>> START

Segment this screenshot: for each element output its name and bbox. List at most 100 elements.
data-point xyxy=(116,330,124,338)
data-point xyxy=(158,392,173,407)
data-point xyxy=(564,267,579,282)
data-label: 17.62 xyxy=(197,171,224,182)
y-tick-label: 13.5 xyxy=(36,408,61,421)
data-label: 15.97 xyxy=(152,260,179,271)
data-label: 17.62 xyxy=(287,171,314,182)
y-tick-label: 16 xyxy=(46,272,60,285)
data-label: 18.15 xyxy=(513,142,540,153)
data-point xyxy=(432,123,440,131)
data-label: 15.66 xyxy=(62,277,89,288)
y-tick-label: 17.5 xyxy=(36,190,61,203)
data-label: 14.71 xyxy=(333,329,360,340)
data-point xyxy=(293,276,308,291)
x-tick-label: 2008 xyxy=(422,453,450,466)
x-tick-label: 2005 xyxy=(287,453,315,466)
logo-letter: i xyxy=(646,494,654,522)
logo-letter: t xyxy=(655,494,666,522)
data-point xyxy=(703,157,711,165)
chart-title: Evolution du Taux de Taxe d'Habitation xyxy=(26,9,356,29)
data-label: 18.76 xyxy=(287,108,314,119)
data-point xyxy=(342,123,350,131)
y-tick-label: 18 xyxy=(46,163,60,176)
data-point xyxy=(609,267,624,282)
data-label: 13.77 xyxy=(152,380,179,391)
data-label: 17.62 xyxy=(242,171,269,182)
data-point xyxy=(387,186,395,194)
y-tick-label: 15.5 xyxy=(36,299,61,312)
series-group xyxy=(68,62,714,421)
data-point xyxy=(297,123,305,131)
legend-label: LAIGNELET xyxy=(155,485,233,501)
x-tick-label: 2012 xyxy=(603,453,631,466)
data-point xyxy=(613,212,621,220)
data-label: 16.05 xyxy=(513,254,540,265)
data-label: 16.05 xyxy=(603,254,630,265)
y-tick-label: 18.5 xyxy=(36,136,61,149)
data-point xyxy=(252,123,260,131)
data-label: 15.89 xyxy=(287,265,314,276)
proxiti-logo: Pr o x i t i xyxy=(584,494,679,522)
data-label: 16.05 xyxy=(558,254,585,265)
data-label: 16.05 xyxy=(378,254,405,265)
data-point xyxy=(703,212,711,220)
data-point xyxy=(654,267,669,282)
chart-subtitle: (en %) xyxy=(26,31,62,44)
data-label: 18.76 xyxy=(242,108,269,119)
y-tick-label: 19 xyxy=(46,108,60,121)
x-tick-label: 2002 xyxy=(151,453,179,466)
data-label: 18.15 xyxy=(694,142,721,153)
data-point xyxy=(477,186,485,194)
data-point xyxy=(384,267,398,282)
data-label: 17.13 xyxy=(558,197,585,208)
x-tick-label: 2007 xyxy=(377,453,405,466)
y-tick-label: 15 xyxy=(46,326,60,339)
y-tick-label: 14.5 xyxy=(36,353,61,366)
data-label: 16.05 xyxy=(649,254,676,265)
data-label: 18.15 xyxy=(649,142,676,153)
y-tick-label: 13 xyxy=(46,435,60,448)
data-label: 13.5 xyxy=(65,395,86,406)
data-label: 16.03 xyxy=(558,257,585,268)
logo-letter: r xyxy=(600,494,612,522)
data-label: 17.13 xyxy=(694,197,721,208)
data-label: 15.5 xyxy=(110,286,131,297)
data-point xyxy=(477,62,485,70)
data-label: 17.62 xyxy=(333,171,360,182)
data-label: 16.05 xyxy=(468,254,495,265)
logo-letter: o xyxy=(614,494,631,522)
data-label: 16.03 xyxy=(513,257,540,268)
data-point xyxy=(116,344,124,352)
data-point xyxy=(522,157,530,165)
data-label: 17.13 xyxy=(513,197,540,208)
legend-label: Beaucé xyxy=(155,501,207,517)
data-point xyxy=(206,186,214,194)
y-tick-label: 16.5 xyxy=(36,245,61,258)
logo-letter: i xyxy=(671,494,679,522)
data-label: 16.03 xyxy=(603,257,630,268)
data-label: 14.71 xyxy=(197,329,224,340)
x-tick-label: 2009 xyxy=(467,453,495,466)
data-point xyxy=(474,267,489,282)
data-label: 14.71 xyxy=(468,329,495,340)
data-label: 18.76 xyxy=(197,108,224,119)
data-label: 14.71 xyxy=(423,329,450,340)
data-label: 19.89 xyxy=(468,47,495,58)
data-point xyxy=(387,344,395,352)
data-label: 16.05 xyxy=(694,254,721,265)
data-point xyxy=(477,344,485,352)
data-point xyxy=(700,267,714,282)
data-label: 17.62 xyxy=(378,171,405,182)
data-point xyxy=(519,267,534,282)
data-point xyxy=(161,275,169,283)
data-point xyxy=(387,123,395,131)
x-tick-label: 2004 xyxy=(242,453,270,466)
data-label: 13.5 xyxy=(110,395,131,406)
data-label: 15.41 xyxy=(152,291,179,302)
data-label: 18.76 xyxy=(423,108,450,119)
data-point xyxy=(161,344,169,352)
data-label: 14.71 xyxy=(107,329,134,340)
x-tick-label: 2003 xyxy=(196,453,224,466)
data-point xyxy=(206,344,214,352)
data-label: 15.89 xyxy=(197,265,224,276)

>> END

Written exercise: Rewrite the lines above, changing every occurrence of "data-label" to "value-label" and leaving all other text unchanged.

Answer to the exercise:
Segment this screenshot: for each element output its name and bbox. List at most 100 elements.
data-point xyxy=(116,330,124,338)
data-point xyxy=(158,392,173,407)
data-point xyxy=(564,267,579,282)
value-label: 17.62 xyxy=(197,171,224,182)
y-tick-label: 13.5 xyxy=(36,408,61,421)
value-label: 15.97 xyxy=(152,260,179,271)
value-label: 17.62 xyxy=(287,171,314,182)
y-tick-label: 16 xyxy=(46,272,60,285)
value-label: 18.15 xyxy=(513,142,540,153)
data-point xyxy=(432,123,440,131)
value-label: 15.66 xyxy=(62,277,89,288)
y-tick-label: 17.5 xyxy=(36,190,61,203)
value-label: 14.71 xyxy=(333,329,360,340)
data-point xyxy=(293,276,308,291)
x-tick-label: 2008 xyxy=(422,453,450,466)
x-tick-label: 2005 xyxy=(287,453,315,466)
logo-letter: i xyxy=(646,494,654,522)
logo-letter: t xyxy=(655,494,666,522)
data-point xyxy=(703,157,711,165)
chart-title: Evolution du Taux de Taxe d'Habitation xyxy=(26,9,356,29)
value-label: 18.76 xyxy=(287,108,314,119)
data-point xyxy=(342,123,350,131)
y-tick-label: 18 xyxy=(46,163,60,176)
data-point xyxy=(609,267,624,282)
value-label: 13.77 xyxy=(152,380,179,391)
value-label: 17.62 xyxy=(242,171,269,182)
data-point xyxy=(387,186,395,194)
y-tick-label: 15.5 xyxy=(36,299,61,312)
series-group xyxy=(68,62,714,421)
data-point xyxy=(297,123,305,131)
legend-label: LAIGNELET xyxy=(155,485,233,501)
x-tick-label: 2012 xyxy=(603,453,631,466)
data-point xyxy=(613,212,621,220)
value-label: 16.05 xyxy=(513,254,540,265)
value-label: 16.05 xyxy=(603,254,630,265)
y-tick-label: 18.5 xyxy=(36,136,61,149)
data-point xyxy=(252,123,260,131)
value-label: 15.89 xyxy=(287,265,314,276)
proxiti-logo: Pr o x i t i xyxy=(584,494,679,522)
value-label: 16.05 xyxy=(558,254,585,265)
value-label: 16.05 xyxy=(378,254,405,265)
data-point xyxy=(703,212,711,220)
data-point xyxy=(654,267,669,282)
chart-subtitle: (en %) xyxy=(26,31,62,44)
value-label: 18.76 xyxy=(242,108,269,119)
y-tick-label: 19 xyxy=(46,108,60,121)
x-tick-label: 2002 xyxy=(151,453,179,466)
value-label: 18.15 xyxy=(694,142,721,153)
data-point xyxy=(477,186,485,194)
data-point xyxy=(384,267,398,282)
value-label: 17.13 xyxy=(558,197,585,208)
x-tick-label: 2007 xyxy=(377,453,405,466)
y-tick-label: 15 xyxy=(46,326,60,339)
y-tick-label: 14.5 xyxy=(36,353,61,366)
value-label: 16.05 xyxy=(649,254,676,265)
value-label: 18.15 xyxy=(649,142,676,153)
y-tick-label: 13 xyxy=(46,435,60,448)
value-label: 13.5 xyxy=(65,395,86,406)
value-label: 16.03 xyxy=(558,257,585,268)
logo-letter: r xyxy=(600,494,612,522)
value-label: 17.13 xyxy=(694,197,721,208)
value-label: 15.5 xyxy=(110,286,131,297)
data-point xyxy=(477,62,485,70)
value-label: 17.62 xyxy=(333,171,360,182)
value-label: 16.05 xyxy=(468,254,495,265)
logo-letter: o xyxy=(614,494,631,522)
value-label: 16.03 xyxy=(513,257,540,268)
data-point xyxy=(116,344,124,352)
data-point xyxy=(522,157,530,165)
value-label: 17.13 xyxy=(513,197,540,208)
legend-label: Beaucé xyxy=(155,501,207,517)
data-point xyxy=(206,186,214,194)
y-tick-label: 16.5 xyxy=(36,245,61,258)
logo-letter: i xyxy=(671,494,679,522)
value-label: 16.03 xyxy=(603,257,630,268)
value-label: 14.71 xyxy=(197,329,224,340)
x-tick-label: 2009 xyxy=(467,453,495,466)
data-point xyxy=(474,267,489,282)
value-label: 14.71 xyxy=(468,329,495,340)
value-label: 18.76 xyxy=(197,108,224,119)
value-label: 14.71 xyxy=(423,329,450,340)
value-label: 19.89 xyxy=(468,47,495,58)
data-point xyxy=(387,344,395,352)
value-label: 16.05 xyxy=(694,254,721,265)
data-point xyxy=(477,344,485,352)
data-point xyxy=(700,267,714,282)
value-label: 17.62 xyxy=(378,171,405,182)
data-point xyxy=(519,267,534,282)
data-point xyxy=(161,275,169,283)
data-point xyxy=(387,123,395,131)
x-tick-label: 2004 xyxy=(242,453,270,466)
value-label: 13.5 xyxy=(110,395,131,406)
value-label: 15.41 xyxy=(152,291,179,302)
value-label: 18.76 xyxy=(423,108,450,119)
data-point xyxy=(161,344,169,352)
value-label: 14.71 xyxy=(107,329,134,340)
x-tick-label: 2003 xyxy=(196,453,224,466)
data-point xyxy=(206,344,214,352)
value-label: 15.89 xyxy=(197,265,224,276)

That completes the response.